#### [Exercise aim]
Copy every line from the material below that holds "بالنسبة".
## START Given records
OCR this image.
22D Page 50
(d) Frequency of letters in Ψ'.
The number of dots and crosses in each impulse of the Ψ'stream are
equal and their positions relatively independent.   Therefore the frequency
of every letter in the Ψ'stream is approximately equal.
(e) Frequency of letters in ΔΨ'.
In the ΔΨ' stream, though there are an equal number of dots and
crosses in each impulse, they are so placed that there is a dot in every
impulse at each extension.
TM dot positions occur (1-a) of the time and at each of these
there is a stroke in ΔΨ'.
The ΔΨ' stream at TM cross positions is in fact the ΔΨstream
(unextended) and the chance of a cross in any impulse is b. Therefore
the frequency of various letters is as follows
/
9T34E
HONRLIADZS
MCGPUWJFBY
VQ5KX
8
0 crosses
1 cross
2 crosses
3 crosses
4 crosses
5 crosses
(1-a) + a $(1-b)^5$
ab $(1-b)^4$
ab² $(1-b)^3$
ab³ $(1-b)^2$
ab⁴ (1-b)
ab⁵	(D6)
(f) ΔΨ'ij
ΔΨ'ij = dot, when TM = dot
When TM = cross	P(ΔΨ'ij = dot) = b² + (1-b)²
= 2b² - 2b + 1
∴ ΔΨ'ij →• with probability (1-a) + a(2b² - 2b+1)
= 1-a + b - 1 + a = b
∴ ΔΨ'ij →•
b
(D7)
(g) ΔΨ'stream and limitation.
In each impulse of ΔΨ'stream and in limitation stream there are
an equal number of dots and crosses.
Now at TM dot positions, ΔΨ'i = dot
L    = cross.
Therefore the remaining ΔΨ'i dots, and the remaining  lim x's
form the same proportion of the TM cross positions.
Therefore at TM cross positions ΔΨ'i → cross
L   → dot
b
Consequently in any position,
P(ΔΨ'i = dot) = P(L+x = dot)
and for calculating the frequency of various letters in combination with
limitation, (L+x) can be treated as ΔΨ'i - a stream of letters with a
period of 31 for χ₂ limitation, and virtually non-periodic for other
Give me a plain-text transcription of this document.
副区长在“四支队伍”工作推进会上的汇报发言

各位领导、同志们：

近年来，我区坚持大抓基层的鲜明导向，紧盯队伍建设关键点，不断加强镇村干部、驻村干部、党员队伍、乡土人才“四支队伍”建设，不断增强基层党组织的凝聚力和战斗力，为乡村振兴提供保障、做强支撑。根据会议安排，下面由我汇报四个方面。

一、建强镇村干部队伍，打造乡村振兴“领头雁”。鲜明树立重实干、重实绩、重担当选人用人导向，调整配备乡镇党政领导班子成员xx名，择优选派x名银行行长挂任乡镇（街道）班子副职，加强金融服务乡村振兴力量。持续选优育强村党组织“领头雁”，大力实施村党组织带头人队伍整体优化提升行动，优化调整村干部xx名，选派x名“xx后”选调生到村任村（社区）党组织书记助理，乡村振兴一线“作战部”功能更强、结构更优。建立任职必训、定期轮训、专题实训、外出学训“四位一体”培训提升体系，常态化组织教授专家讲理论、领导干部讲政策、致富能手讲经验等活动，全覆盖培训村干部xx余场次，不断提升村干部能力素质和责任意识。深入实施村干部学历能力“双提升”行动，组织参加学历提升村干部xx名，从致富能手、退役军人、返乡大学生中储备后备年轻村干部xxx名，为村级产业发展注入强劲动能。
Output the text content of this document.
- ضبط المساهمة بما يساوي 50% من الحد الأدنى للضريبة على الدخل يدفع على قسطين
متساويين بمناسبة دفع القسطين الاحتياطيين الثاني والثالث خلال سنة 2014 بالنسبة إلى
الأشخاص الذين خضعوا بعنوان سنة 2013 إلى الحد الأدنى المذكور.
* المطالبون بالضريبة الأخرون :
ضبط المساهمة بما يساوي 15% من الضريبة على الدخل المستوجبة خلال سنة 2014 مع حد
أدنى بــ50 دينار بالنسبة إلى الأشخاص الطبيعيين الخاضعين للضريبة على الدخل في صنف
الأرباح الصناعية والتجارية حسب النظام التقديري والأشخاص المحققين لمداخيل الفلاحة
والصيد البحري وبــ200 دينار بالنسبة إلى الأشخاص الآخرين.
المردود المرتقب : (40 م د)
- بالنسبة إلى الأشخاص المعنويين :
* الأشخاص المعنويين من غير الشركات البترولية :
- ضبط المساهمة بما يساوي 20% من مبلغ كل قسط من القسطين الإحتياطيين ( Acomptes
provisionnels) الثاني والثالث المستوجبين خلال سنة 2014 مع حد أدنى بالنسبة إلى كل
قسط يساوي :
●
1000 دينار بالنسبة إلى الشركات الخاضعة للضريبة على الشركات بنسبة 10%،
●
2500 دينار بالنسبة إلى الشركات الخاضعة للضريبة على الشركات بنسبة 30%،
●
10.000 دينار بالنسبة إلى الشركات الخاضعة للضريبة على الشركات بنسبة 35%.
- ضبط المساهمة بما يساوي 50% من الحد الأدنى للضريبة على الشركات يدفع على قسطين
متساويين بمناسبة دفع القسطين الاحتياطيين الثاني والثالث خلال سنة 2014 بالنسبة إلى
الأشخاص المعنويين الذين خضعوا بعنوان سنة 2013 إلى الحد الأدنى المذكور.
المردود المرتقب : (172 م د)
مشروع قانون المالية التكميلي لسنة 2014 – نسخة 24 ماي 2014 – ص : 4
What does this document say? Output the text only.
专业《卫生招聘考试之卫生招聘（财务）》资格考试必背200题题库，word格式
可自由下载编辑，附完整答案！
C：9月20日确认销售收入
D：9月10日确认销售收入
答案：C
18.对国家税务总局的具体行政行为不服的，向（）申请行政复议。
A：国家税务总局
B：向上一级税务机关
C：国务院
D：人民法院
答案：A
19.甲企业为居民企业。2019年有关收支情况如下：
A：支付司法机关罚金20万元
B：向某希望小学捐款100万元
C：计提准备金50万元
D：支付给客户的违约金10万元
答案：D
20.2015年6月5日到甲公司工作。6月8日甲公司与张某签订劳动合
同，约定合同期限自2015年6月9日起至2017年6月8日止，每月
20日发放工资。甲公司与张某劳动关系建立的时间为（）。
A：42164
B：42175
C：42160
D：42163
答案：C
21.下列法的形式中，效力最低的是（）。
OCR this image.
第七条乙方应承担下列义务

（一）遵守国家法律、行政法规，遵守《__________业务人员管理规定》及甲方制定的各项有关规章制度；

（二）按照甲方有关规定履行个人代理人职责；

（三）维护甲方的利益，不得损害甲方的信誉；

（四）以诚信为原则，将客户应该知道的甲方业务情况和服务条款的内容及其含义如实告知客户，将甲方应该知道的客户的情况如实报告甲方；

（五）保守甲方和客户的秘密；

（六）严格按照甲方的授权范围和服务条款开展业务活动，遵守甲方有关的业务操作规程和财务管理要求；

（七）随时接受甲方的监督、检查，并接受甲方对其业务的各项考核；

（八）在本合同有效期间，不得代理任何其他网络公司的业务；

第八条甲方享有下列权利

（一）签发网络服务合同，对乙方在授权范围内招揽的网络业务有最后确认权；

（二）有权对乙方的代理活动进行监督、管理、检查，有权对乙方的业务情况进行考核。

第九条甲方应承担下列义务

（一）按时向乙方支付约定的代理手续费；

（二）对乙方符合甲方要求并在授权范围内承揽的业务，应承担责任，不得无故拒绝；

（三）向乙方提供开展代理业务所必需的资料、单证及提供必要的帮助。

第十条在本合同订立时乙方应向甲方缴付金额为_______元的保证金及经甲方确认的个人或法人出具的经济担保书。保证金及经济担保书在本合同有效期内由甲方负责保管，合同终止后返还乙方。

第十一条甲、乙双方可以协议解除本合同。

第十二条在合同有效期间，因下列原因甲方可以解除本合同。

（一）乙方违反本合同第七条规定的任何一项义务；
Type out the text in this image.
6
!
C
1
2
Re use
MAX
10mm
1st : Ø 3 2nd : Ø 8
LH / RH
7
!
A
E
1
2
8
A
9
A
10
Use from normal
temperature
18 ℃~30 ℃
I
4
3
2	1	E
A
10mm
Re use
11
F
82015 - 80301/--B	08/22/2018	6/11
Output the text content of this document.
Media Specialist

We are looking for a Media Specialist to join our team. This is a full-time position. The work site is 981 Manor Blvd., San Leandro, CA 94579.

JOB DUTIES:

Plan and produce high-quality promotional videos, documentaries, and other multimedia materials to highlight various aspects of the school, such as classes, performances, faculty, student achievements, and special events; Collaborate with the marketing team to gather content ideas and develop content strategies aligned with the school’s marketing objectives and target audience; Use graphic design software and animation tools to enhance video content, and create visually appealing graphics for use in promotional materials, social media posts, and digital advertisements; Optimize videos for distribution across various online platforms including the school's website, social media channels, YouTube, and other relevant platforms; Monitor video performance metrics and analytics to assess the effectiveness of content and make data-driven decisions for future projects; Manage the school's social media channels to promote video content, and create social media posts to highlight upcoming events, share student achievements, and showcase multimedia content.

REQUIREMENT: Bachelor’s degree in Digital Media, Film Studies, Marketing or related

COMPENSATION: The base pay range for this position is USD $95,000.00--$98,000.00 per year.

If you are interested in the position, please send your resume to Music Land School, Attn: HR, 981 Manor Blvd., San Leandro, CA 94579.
## END Given records
#### [Exercise result]
متساويين بمناسبة دفع القسطين الاحتياطيين الثاني والثالث خلال سنة 2014 بالنسبة إلى
أدنى بــ50 دينار بالنسبة إلى الأشخاص الطبيعيين الخاضعين للضريبة على الدخل في صنف
والصيد البحري وبــ200 دينار بالنسبة إلى الأشخاص الآخرين.
- بالنسبة إلى الأشخاص المعنويين :
provisionnels) الثاني والثالث المستوجبين خلال سنة 2014 مع حد أدنى بالنسبة إلى كل
1000 دينار بالنسبة إلى الشركات الخاضعة للضريبة على الشركات بنسبة 10%،
2500 دينار بالنسبة إلى الشركات الخاضعة للضريبة على الشركات بنسبة 30%،
10.000 دينار بالنسبة إلى الشركات الخاضعة للضريبة على الشركات بنسبة 35%.
متساويين بمناسبة دفع القسطين الاحتياطيين الثاني والثالث خلال سنة 2014 بالنسبة إلى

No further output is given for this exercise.